──────── Alıntı

Bunlar, çeşitli hareketlere (gençlik, mahkûm hakları hareketi) karşı sert baskı yıllarıydı; bu da birçok Bask vatandaşının Francocu bir mahkemeden miras kalan İspanyol Ulusal Mahkemesi’nde yargılanmasına yol açtı.
- Kasım 2023’te Sosyalist İşçi Partisi (PSOE) Lideri Pedro Sanchez; Katalonya, Bask, Galiçya ve Kanarya Adaları’ndaki bağımsızlık isteyen partilerle koalisyonda anlaştı. Bask Ülkesi, bu koalisyonun geometrisinden neler bekledi? Bask için hangi adımlar atılmasını bekliyorsunuz?
Resmi olarak bir koalisyon hükümetinden değil, Sanchez’in yeniden İspanyol hükümetinin başkanı olarak seçilmesini sağlayacak bir anlaşmadan bahsediyoruz. Bu, belirli unsurlara bağlı olarak hükümete dışarıdan verilen bir destektir.

────────────────
──────── Çıkarılan bilgiler

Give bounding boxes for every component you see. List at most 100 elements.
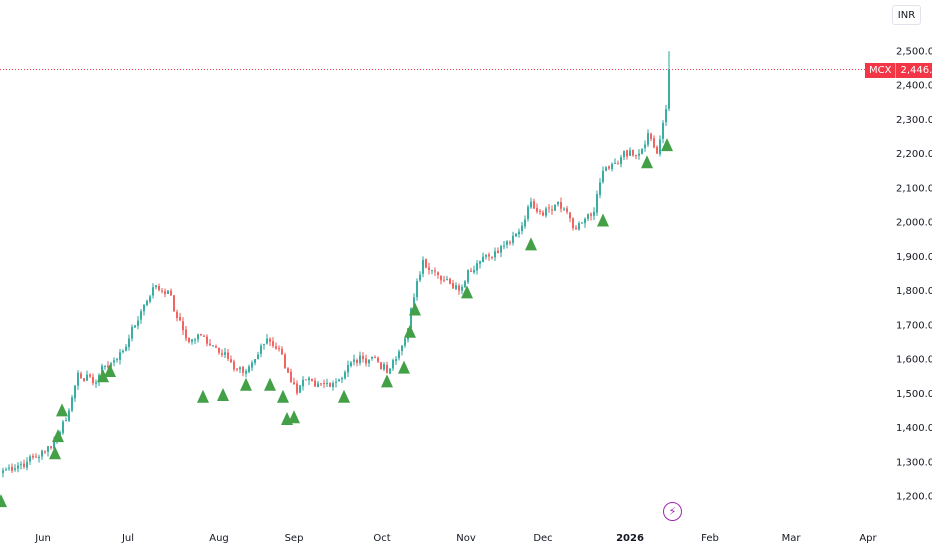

────────────────
──────── Çıkarılan bilgiler

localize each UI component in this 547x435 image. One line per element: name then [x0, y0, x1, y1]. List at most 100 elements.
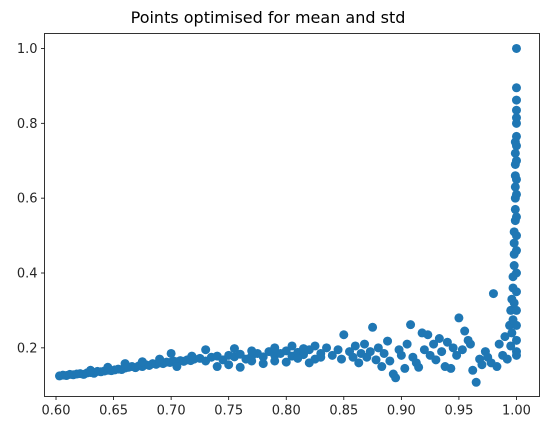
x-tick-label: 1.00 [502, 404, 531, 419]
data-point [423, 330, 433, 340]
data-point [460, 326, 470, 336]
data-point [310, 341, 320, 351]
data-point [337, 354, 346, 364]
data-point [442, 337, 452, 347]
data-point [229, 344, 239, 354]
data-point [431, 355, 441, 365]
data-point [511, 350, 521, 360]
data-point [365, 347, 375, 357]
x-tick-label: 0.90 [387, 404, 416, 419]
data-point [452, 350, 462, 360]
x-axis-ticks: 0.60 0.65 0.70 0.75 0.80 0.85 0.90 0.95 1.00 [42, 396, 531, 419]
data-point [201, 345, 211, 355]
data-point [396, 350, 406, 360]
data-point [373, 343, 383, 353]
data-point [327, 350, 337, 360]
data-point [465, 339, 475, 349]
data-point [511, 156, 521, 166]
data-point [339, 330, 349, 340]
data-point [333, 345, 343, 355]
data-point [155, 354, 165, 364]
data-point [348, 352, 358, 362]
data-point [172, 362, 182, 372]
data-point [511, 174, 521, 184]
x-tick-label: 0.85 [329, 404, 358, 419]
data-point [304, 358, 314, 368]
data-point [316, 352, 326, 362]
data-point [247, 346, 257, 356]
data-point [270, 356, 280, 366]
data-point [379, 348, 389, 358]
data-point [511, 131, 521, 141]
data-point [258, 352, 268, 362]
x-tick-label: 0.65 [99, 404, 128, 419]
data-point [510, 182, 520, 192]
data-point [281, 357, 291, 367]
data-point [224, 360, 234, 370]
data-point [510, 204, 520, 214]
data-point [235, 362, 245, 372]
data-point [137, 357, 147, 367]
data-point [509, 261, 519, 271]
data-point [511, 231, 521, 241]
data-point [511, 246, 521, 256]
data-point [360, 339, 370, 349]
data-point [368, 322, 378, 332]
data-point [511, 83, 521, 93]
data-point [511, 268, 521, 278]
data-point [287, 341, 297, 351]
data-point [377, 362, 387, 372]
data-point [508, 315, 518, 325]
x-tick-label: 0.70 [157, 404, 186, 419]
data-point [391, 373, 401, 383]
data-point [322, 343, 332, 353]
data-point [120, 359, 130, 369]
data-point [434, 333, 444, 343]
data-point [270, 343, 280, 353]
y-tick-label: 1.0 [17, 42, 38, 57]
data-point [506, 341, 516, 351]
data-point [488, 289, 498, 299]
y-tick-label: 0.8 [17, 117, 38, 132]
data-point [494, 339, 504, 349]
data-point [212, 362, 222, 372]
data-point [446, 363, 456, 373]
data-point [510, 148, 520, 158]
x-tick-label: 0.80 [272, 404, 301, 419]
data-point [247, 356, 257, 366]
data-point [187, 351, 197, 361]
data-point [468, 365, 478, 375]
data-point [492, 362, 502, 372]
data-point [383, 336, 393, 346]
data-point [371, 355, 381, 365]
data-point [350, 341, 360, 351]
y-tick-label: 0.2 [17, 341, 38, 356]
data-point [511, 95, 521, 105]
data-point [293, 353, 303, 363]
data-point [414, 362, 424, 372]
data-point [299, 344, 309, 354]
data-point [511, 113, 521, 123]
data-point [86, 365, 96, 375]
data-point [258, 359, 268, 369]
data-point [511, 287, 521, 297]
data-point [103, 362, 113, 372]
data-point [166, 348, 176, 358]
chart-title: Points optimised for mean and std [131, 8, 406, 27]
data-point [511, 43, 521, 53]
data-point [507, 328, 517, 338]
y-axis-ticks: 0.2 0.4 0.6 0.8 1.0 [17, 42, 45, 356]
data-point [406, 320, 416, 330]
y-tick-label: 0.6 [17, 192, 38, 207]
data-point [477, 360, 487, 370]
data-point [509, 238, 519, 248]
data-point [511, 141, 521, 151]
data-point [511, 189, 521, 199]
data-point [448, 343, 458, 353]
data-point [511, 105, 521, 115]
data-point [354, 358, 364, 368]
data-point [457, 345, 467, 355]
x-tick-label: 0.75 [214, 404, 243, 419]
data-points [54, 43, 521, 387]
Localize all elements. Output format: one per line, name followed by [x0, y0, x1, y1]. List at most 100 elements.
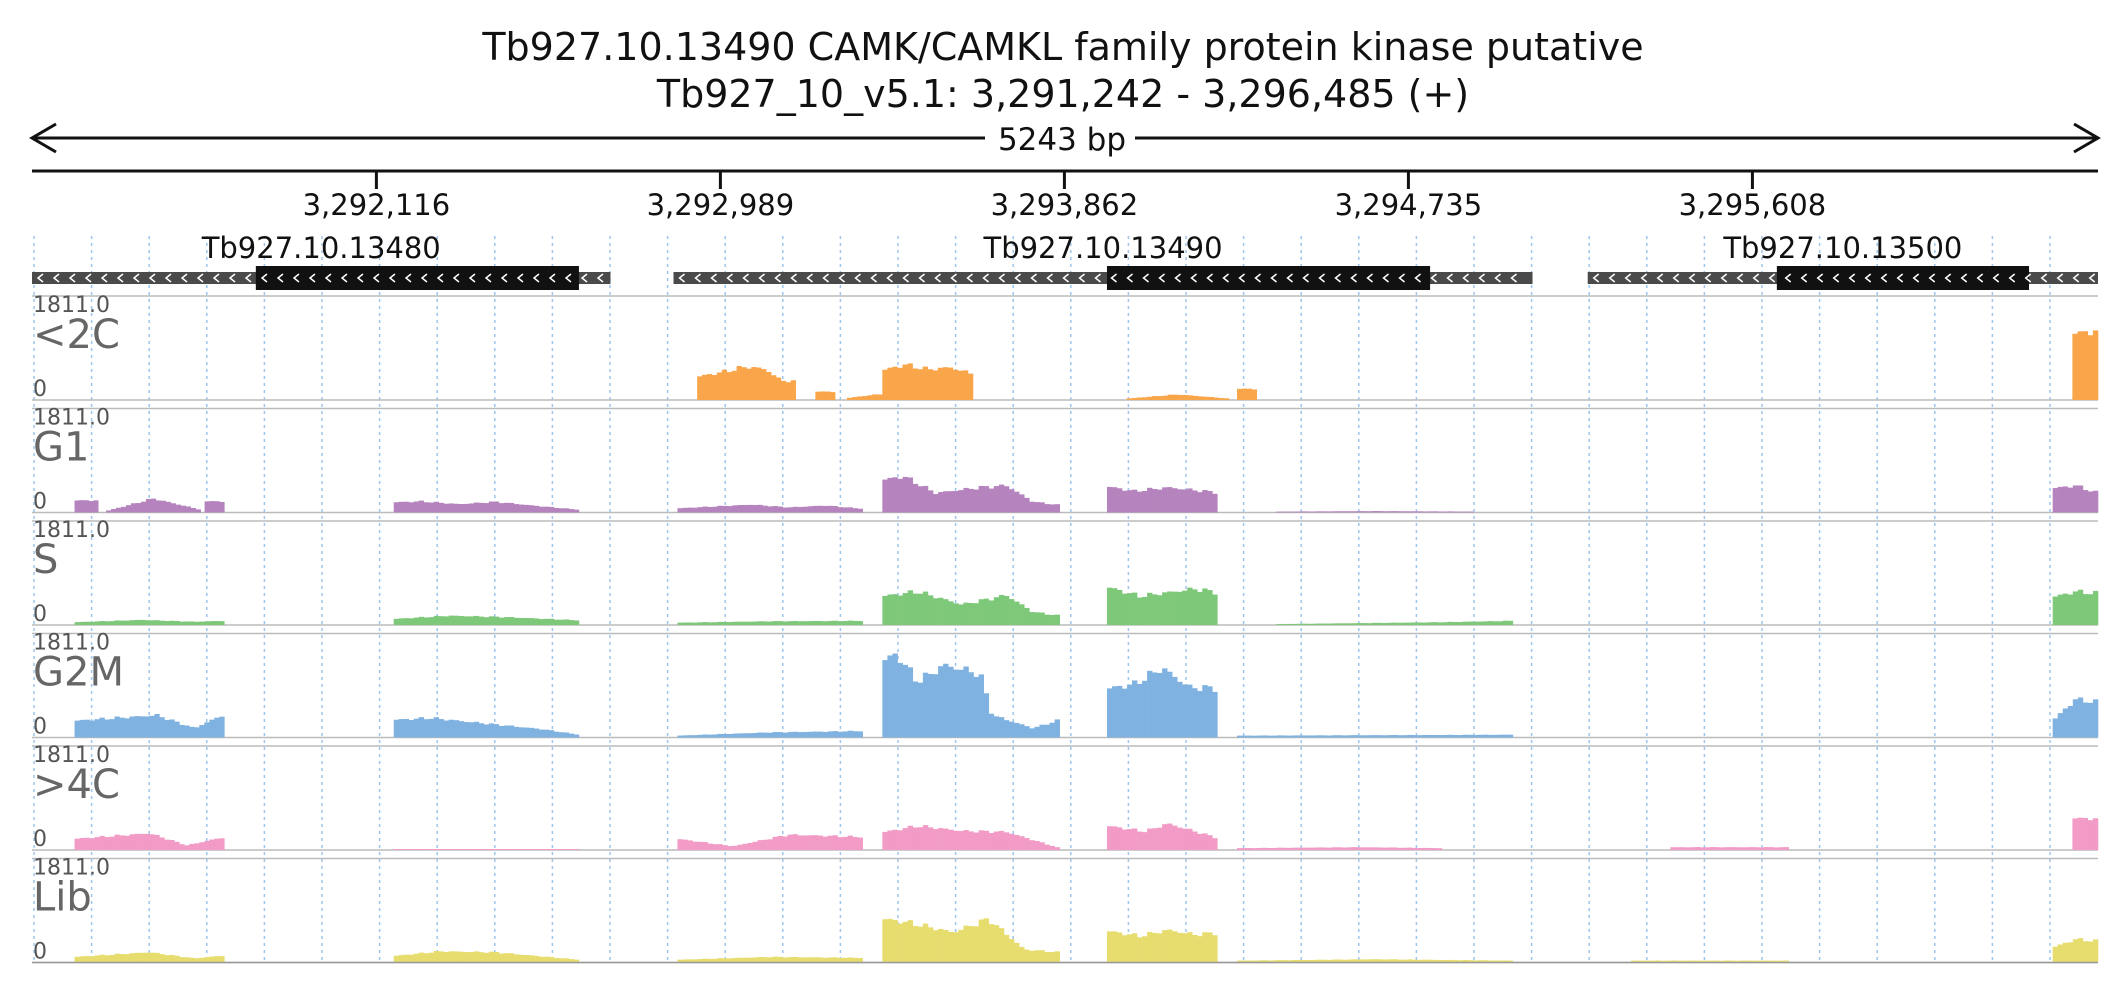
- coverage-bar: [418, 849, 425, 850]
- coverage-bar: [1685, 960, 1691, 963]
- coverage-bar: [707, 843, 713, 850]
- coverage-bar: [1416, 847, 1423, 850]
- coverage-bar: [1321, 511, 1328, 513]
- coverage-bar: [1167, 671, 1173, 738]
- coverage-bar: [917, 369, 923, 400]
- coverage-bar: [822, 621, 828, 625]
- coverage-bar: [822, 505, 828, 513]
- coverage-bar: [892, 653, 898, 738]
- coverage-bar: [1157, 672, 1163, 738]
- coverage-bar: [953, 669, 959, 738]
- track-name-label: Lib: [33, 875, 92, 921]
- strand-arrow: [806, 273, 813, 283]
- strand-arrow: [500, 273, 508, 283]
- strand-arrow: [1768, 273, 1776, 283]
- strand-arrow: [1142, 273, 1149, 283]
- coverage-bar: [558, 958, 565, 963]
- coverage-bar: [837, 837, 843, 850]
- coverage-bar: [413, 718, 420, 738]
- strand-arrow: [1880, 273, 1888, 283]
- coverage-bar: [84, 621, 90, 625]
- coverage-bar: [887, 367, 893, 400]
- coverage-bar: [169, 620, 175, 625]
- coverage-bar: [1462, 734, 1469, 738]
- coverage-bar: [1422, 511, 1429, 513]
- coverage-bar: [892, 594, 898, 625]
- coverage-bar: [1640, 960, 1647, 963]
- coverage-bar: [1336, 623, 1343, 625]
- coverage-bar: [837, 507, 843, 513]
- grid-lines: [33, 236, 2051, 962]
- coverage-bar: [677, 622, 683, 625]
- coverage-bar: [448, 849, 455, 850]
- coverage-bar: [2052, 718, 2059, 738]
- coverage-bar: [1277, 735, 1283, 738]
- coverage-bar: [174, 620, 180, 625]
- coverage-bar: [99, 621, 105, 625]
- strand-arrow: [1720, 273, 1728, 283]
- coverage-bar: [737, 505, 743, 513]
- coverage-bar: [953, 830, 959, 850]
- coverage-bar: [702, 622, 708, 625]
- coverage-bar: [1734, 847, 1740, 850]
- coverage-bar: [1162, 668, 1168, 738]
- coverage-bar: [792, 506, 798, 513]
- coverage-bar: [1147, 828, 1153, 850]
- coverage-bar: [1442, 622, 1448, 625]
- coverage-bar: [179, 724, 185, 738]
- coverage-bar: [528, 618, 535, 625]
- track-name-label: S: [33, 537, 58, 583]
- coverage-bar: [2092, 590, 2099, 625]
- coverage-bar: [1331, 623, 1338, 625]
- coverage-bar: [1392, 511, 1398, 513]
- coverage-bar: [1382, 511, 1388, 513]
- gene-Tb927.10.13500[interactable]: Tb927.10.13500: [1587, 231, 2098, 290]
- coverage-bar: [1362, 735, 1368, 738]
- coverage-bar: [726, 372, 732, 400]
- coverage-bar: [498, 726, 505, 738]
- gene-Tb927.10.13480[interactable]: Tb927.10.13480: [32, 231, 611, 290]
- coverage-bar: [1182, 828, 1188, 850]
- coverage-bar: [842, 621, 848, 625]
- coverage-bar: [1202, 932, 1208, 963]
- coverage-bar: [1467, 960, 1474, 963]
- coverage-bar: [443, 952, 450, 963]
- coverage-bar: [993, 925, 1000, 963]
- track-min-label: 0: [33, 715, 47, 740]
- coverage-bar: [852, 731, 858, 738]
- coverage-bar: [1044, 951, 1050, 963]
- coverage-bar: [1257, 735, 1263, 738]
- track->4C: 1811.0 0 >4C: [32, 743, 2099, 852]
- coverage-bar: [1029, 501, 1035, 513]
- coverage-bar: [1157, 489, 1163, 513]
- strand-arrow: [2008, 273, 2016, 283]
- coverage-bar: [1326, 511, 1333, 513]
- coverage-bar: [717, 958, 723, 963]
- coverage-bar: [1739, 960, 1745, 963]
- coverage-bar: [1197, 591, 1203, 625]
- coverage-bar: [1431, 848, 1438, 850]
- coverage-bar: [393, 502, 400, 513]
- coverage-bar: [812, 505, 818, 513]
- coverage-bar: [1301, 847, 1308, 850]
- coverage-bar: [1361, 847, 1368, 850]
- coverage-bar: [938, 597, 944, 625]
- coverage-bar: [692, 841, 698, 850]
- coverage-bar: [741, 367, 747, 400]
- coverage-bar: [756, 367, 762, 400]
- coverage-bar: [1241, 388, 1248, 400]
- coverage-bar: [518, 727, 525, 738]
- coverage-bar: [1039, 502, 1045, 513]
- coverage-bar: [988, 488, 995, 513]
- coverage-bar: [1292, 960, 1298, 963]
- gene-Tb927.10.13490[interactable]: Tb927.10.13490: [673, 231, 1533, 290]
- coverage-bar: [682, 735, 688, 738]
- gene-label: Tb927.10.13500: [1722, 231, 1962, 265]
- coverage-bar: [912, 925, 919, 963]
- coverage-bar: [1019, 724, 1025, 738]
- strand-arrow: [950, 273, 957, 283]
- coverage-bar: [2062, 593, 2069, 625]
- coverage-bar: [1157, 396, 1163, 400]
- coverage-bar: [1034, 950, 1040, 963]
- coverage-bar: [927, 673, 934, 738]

────────────────

Görevin amacı A: Bask siyasetiyle ilgili metinde "- Kasım 2023’te" sözcüklerinden başlayıp "adımlar atılmasını bekliyorsunuz?" sözcüklerine varıncaya dek her şeyi olduğu gibi yazınız.
Görevin amacı B: Bask Ülkesi ile Sanchez anlaşmasını konu alan metni kaldığı yerden devam ettiriniz.

Doğru cevap A:
- Kasım 2023’te Sosyalist İşçi Partisi (PSOE) Lideri Pedro Sanchez; Katalonya, Bask, Galiçya ve Kanarya Adaları’ndaki bağımsızlık isteyen partilerle koalisyonda anlaştı. Bask Ülkesi, bu koalisyonun geometrisinden neler bekledi? Bask için hangi adımlar atılmasını bekliyorsunuz?

Doğru cevap B:
Biz Sanchez hükümetiyle üç çalışma alanı öneriyoruz: İlk olarak çatışmanın sonuçlarıyla ilgili her şey, özellikle de Basklı mahkûmların durumu. ETA’nın silahlı faaliyetleri sonlandıracağını açıklamasının üzerinden on yılı aşkın bir süre geçtikten sonra bugün itibarıyla 140 Bask vatandaşının İspanyol ve Fransız hapishanelerinde kaldığını belirtmekte fayda var. Geçtiğimiz dönemde İspanya cezaevlerindeki tüm mahkûmların Bask cezaevlerine nakledilmesi nedeniyle bu alandaki ilerlemeden memnunuz. Bu bir adım olsa da siyasi tutukluların olmadığı bir ülkenin, ülkemizin arzuladığı bir arada yaşama yolunda önemli bir adım olacağını anlıyoruz.
İkinci alan sosyal ve son yıllarda İspanyol Kongresi’nde onaylanan tüm ilerici yasa ve girişimleri kapsar. Son olarak ancak daha az önemli olmayan bir konu da önümüzdeki yıllar için hayati önemde olduğunu düşündüğümüz toprak meselesidir. İspanyol devletini çok uluslu bir ülke olarak görüyoruz, dolayısıyla Euskal Herria’nın bir ulus olarak tanınması gerekiyor. Bu tanımaya Euskal Herria’nın özgür, kendi kaderini tayin hakkının tanınması da eşlik etmelidir. Biz de İspanyol Kongresi’nde bunun üzerinde çalışacağız.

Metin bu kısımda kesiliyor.